#### [CONSIGNAS DEL EJERCICIO]
A. Enumere los nombres que, según el texto sobre las organizaciones sociales, se han de dar alternativamente a los programas del gobierno.
B. Redacte la continuación del texto sobre las organizaciones sociales a partir de su última oración.

Todo el trabajo de las organizaciones comunitarias está teñido de sospechas y hostigamiento. Se trataría, según esta visión, de una suerte de cárcel para los excluidos que les impide progresar. Es una barrera en su tránsito de la barbarie a la civilización. Nuestras construcciones sociales son estructuras tiránicas de poder lideradas por personas inescrupulosas, gerentes de la pobreza, que se enriquecen a costa del erario público y la extorsión a los beneficiarios. Muchas veces, se proyecta en las organizaciones y sus dirigentes el odio a los pobres, la tirria contra los negros, cabecitas, villeros. Otras veces, son producto de una sincera convicción de que la existencia de las organizaciones sociales distorsiona las políticas de estado. 

Nunca hemos logrado tener una discusión pública sincera al respecto. Los avances que se obtuvieron fueron a pesar de la percepción dominante y no producto de una síntesis en torno a qué hacer con el problema social más dramático de las últimas décadas: la exclusión, una forma multidimensional de pobreza estancada que afecta en forma permanente a al menos a un tercio de nuestro pueblo. 

Estos últimos días, por enésima vez, un gobierno decide cambiar el nombre a los llamados “planes sociales” y decretar la ruptura de la intermediación y el fin de los movimientos sociales. Como si la realidad se rigiera por decretos, el gobierno de Javier Milei, mediante la turbia ministra Sandra Pettovello, modifica las condiciones reglamentarias de las políticas sociolaborales, las transfiere de una dependencia a otra, recorta con dudoso criterio la cantidad de beneficiarios, elimina las partidas destinadas al mejoramiento productivo de las cooperativas y proclama que han encontrado la forma de pasar “de los planes al trabajo” con programas que se han de llamar alternativamente “empalme al trabajo”, “puente al trabajo” y ahora… “volver al trabajo”. Un ejemplo de creatividad.

#### [INFORMACIÓN PROPORCIONADA]
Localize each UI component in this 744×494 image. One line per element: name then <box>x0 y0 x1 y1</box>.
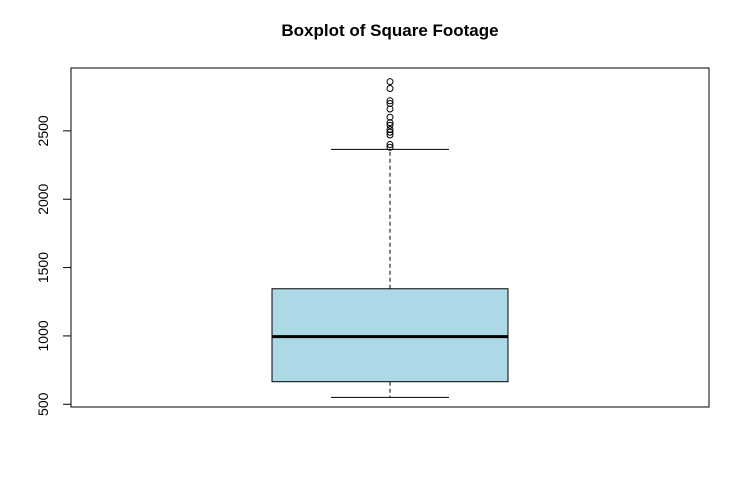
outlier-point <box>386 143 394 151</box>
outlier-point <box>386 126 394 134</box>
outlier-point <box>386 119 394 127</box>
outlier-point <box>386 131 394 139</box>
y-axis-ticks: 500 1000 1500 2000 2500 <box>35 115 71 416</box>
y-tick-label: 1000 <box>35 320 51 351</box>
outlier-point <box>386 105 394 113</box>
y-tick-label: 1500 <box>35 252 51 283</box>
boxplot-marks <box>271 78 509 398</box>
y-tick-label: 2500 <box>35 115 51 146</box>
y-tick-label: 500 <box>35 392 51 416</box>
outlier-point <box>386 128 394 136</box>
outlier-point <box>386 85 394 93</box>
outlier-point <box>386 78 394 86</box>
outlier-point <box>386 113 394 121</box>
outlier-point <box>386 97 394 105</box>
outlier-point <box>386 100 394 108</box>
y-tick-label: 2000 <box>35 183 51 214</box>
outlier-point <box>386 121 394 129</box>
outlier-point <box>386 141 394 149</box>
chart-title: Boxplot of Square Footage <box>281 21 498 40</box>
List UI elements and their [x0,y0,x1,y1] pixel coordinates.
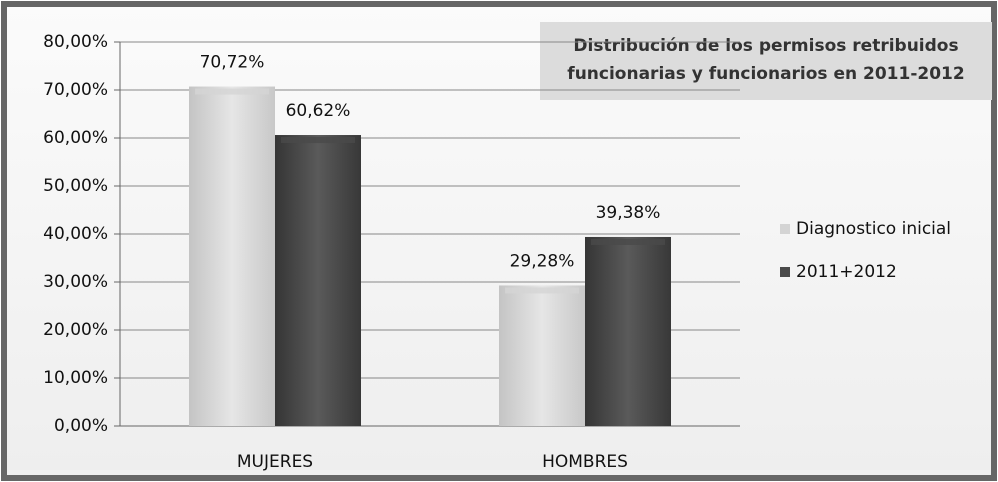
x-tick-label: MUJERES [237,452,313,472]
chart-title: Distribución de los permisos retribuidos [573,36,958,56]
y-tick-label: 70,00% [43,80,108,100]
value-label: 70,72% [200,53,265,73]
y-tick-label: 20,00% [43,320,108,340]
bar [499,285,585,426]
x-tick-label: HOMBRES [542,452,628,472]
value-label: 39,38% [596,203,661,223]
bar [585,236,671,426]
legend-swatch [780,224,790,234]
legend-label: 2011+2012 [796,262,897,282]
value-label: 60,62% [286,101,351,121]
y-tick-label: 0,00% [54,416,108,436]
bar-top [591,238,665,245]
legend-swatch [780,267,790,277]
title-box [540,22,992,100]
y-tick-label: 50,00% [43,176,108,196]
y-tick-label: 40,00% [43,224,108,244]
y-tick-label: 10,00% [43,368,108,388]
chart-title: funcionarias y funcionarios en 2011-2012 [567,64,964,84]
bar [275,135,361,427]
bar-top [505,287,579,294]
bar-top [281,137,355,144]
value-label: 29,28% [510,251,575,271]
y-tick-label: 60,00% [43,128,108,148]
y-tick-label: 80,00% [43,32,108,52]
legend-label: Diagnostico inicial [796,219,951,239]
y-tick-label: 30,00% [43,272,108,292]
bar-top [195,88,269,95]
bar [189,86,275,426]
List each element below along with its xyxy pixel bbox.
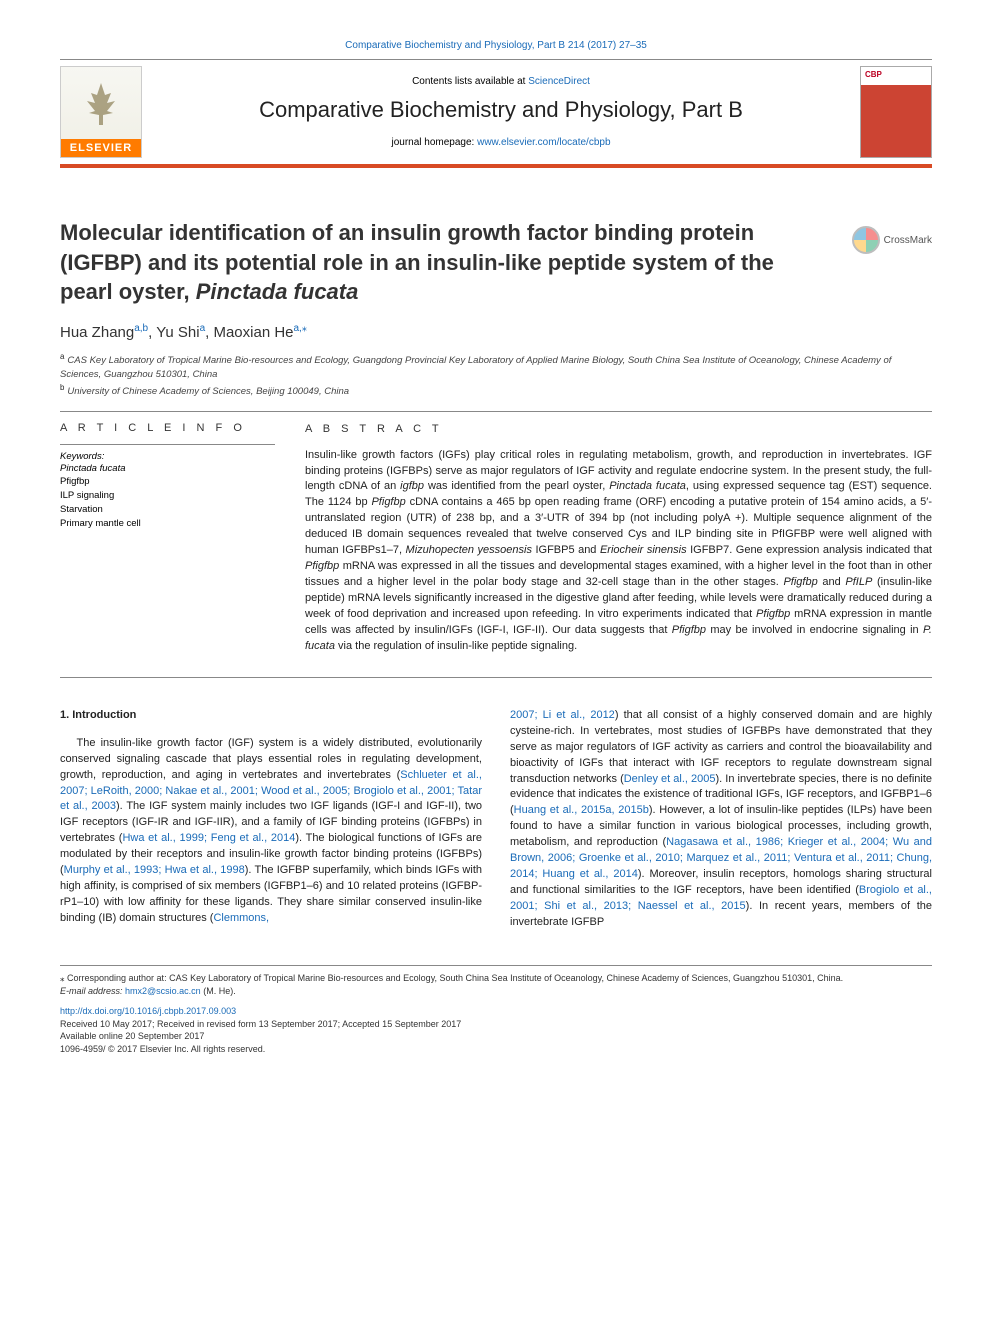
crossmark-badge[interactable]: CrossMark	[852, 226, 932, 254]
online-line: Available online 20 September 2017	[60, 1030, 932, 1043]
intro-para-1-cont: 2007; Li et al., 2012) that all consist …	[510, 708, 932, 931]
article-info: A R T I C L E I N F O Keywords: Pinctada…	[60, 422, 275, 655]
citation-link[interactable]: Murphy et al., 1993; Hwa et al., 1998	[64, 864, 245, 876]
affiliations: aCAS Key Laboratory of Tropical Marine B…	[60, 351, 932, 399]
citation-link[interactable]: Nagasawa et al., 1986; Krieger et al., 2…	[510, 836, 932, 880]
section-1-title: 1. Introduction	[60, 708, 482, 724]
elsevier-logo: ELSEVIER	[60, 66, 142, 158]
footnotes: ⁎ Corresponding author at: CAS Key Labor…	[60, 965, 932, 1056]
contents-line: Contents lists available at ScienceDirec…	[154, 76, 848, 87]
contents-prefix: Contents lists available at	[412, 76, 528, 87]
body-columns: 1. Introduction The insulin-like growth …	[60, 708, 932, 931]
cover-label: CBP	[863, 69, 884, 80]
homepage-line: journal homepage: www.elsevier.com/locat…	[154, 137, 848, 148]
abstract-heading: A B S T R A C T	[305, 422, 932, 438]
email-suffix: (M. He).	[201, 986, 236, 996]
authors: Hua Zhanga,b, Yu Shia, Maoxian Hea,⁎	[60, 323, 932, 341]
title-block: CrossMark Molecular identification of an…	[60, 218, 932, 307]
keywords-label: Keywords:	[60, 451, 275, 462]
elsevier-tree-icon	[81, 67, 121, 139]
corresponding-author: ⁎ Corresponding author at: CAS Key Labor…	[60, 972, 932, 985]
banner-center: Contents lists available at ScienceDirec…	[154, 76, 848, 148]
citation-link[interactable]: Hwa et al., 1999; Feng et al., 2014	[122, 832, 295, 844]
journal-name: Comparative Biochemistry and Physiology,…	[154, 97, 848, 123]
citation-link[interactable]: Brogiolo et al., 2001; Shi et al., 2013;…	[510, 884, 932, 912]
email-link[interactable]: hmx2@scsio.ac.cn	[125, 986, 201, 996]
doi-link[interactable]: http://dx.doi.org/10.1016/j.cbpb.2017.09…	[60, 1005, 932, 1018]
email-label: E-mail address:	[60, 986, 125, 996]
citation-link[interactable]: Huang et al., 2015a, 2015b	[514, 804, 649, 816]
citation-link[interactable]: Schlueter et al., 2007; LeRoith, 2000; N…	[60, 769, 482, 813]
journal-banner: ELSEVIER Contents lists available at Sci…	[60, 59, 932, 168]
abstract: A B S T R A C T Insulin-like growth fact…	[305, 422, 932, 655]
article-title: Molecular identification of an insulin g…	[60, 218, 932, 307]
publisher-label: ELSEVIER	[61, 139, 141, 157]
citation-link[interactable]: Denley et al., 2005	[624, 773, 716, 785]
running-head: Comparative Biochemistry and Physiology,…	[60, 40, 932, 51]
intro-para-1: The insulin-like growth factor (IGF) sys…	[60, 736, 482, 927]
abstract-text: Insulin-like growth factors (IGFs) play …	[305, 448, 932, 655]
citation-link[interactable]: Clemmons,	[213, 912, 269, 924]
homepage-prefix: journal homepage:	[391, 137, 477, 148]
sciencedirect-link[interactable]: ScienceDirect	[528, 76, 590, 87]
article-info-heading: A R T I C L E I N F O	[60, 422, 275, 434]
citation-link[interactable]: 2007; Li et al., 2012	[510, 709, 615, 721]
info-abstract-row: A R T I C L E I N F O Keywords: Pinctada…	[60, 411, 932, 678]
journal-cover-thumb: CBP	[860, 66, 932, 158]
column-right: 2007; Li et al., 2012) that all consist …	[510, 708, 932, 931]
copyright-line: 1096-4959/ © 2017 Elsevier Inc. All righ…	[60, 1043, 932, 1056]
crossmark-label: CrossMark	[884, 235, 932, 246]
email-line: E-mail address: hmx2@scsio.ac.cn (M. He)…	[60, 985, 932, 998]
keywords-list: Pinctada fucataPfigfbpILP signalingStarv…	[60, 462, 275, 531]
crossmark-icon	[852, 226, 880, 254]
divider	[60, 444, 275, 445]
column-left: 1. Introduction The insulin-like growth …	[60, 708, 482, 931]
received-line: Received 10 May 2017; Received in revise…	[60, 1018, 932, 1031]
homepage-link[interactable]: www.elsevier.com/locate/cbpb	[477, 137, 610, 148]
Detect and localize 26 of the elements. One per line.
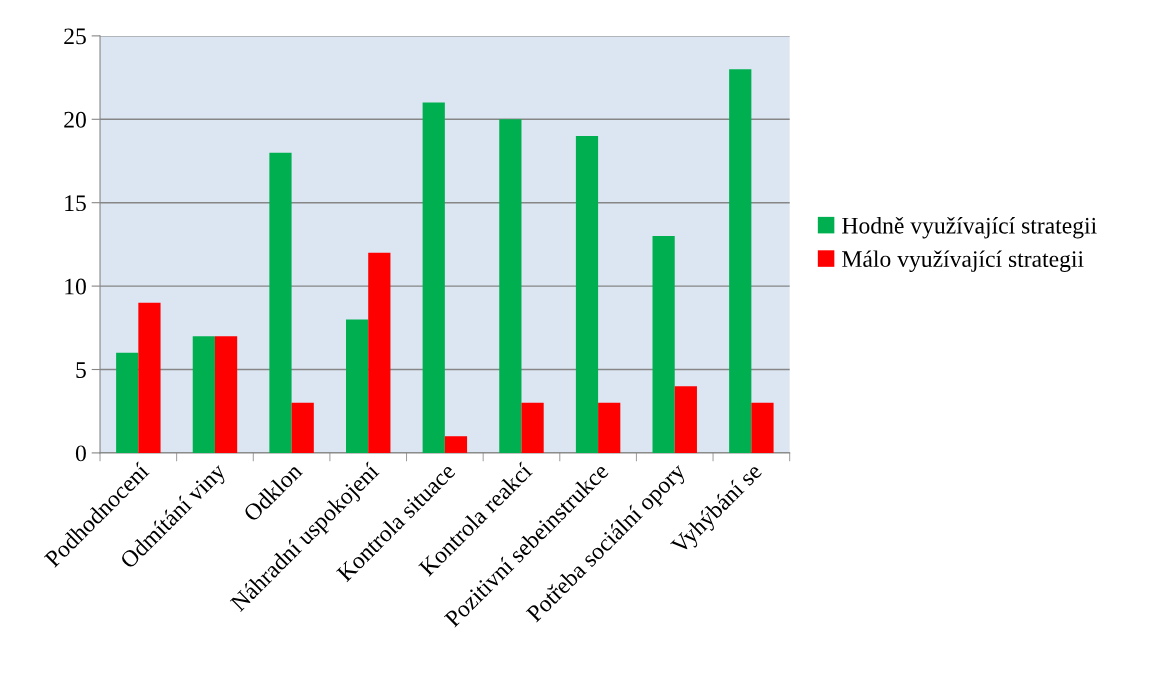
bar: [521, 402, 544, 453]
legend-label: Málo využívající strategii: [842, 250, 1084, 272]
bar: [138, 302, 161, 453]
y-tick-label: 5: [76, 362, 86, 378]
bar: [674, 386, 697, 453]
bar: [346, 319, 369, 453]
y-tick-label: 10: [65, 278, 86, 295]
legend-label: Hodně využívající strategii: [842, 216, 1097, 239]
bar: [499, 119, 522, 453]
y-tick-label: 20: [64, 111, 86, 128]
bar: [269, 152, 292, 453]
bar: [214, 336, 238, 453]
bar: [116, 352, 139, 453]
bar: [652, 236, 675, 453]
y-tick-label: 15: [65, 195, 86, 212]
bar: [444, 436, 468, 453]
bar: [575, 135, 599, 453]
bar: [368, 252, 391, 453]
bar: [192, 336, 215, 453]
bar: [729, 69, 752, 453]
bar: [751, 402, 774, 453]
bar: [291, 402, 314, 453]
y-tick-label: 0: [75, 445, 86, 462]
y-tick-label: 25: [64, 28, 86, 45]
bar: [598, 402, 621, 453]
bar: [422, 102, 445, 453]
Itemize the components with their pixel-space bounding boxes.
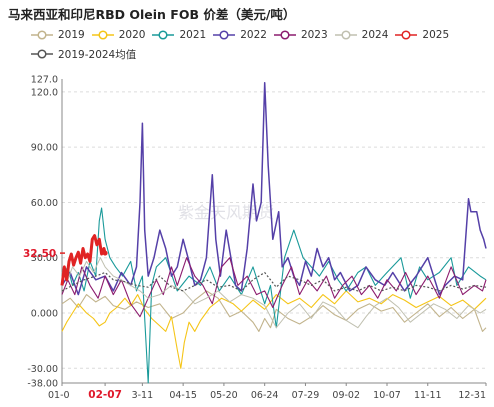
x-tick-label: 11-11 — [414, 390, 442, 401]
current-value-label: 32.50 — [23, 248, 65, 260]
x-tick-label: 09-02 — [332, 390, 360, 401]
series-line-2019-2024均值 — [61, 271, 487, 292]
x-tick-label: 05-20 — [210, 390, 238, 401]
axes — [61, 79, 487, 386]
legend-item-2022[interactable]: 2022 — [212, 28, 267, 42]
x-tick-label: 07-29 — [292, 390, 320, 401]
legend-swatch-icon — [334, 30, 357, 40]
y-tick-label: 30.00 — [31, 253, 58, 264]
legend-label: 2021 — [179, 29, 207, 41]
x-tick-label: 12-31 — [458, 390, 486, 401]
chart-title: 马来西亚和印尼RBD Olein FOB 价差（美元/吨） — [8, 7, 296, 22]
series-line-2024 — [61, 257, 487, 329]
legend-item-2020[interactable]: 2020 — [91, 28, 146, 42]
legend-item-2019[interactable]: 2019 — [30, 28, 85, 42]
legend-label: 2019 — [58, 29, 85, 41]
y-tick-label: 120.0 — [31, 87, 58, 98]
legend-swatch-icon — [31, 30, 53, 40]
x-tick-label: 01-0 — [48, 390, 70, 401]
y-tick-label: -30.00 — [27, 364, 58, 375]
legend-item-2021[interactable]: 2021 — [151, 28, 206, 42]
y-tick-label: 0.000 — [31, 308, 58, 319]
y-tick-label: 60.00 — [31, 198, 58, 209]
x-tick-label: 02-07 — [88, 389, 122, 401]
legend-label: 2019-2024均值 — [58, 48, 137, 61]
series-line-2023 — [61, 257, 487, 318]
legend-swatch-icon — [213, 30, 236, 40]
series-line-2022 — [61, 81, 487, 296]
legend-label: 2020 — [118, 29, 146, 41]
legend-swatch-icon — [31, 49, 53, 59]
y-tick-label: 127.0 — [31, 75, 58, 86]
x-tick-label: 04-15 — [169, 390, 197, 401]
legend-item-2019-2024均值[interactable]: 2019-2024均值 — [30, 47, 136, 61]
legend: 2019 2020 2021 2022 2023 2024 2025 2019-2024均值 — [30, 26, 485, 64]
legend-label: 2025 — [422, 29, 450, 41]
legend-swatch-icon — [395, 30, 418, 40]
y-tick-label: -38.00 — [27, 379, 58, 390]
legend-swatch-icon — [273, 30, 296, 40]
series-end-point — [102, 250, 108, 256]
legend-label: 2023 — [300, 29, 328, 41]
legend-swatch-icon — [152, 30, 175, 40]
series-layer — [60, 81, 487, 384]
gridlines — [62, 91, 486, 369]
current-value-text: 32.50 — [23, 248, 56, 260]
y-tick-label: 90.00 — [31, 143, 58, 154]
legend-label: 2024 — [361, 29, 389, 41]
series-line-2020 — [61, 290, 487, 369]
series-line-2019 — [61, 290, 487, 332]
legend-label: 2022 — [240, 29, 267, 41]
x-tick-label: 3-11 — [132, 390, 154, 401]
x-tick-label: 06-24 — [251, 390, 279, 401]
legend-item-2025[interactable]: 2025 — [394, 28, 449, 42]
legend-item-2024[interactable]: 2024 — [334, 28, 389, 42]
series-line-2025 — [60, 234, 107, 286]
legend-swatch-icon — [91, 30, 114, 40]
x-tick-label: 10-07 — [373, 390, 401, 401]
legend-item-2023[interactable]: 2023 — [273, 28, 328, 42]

#### [RESULTADOS]
A.
- "empalme al trabajo"
- "puente al trabajo"
- "volver al trabajo"

B.
Desde luego, no pasó por su cabecita hueca de medio pelo porteño que la inmensa mayoría de los beneficiarios –lo pongo en itálica porque no se trata de beneficencia, sino de un derecho consagrado en la Constitución y en las leyes– tiene trabajo efectivo en alguna de las miles de cooperativas y grupos socio comunitarios. Estas unidades productivas que emplean a cientos de miles de personas se sostienen gracias a los planes sociales –lo pongo en itálica porque es la denominación peyorativa de políticas públicas de fomento al asociativismo, complementación de ingresos laborales y cobertura social–.

Todo esto que cualquiera puede ver en los barrios, para ellos directamente no existe. No existen comedores, merenderos, centros de cuidado infantil, casas para mujeres víctimas de violencia, casas comunitarias para la recuperación de adicciones, espacios para la reinserción laboral de personas que salieron de la cárcel, bachilleratos y profesorados comunitarios, cooperativas de limpieza, recolección diferenciada y reciclado, polos textiles, cuadrillas de construcción, mejoramiento de viviendas e integración urbana, herrerías y carpinterías, núcleos de agricultura familiar y  elaboración de alimentos, huertas comunitarias, grupos de comercialización colectiva, ferias y mercados populares, etc. Todo es un “curro” o una “caja política”. 

Supongamos que con “volver al trabajo” se refieren al empleo registrado en el sector privado. Lo que parecieran no considerar estos héroes del trabajo –que paradójicamente también quieren destruir los derechos laborales– es que la informalidad se ha convertido en la realidad de una creciente masa de los trabajadores al menos de 1976 a la fecha. Con altos y bajos, el núcleo duro de la informalidad no ha bajado del 30% desde ese 1992. El número aumenta si se toma como base la cantidad de adultos en condiciones de trabajar en vez de la más imprecisa Encuesta Permanente de Hogares (EPH) que deja afuera ciudades pequeñas y el sector rural.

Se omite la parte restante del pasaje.